[Dataset excerpts]
--------------------

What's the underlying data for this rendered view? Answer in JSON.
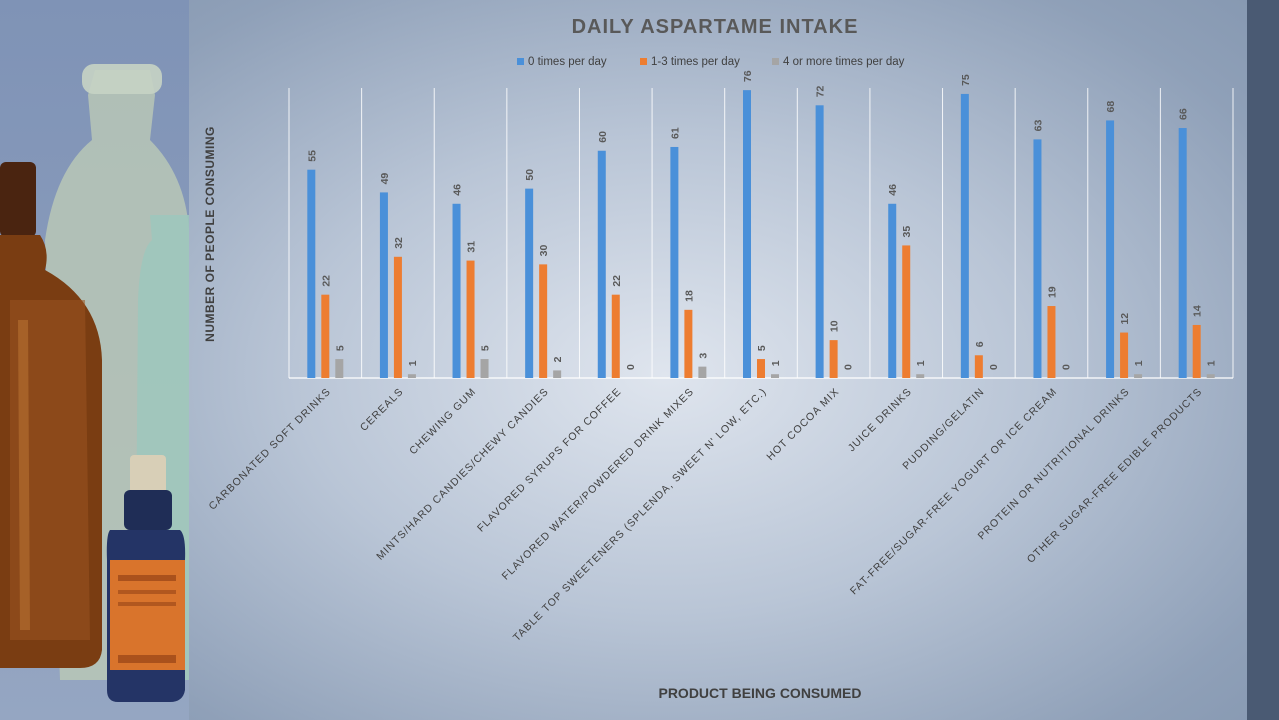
{
  "chart_data": {
    "type": "bar",
    "title": "DAILY ASPARTAME INTAKE",
    "xlabel": "PRODUCT BEING CONSUMED",
    "ylabel": "NUMBER OF PEOPLE CONSUMING",
    "categories": [
      "CARBONATED SOFT DRINKS",
      "CEREALS",
      "CHEWING GUM",
      "MINTS/HARD CANDIES/CHEWY CANDIES",
      "FLAVORED SYRUPS FOR COFFEE",
      "FLAVORED WATER/POWDERED DRINK MIXES",
      "TABLE TOP SWEETENERS (SPLENDA, SWEET N' LOW, ETC.)",
      "HOT COCOA MIX",
      "JUICE DRINKS",
      "PUDDING/GELATIN",
      "FAT-FREE/SUGAR-FREE YOGURT OR ICE CREAM",
      "PROTEIN OR NUTRITIONAL DRINKS",
      "OTHER SUGAR-FREE EDIBLE PRODUCTS"
    ],
    "series": [
      {
        "name": "0 times per day",
        "color": "#4a90d9",
        "values": [
          55,
          49,
          46,
          50,
          60,
          61,
          76,
          72,
          46,
          75,
          63,
          68,
          66
        ]
      },
      {
        "name": "1-3 times per day",
        "color": "#ed7d31",
        "values": [
          22,
          32,
          31,
          30,
          22,
          18,
          5,
          10,
          35,
          6,
          19,
          12,
          14
        ]
      },
      {
        "name": "4 or more times per day",
        "color": "#a5a5a5",
        "values": [
          5,
          1,
          5,
          2,
          0,
          3,
          1,
          0,
          1,
          0,
          0,
          1,
          1
        ]
      }
    ],
    "ylim": [
      0,
      80
    ],
    "grid": "vertical category separators",
    "legend": "top-center",
    "data_labels": true
  }
}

--------------------

§ **PROMPT**
From the records, copy every line that has the string "DRINKS" in it.

§ **RESULT FOR THIS EXERCISE**
      "CARBONATED SOFT DRINKS",
      "JUICE DRINKS",
      "PROTEIN OR NUTRITIONAL DRINKS",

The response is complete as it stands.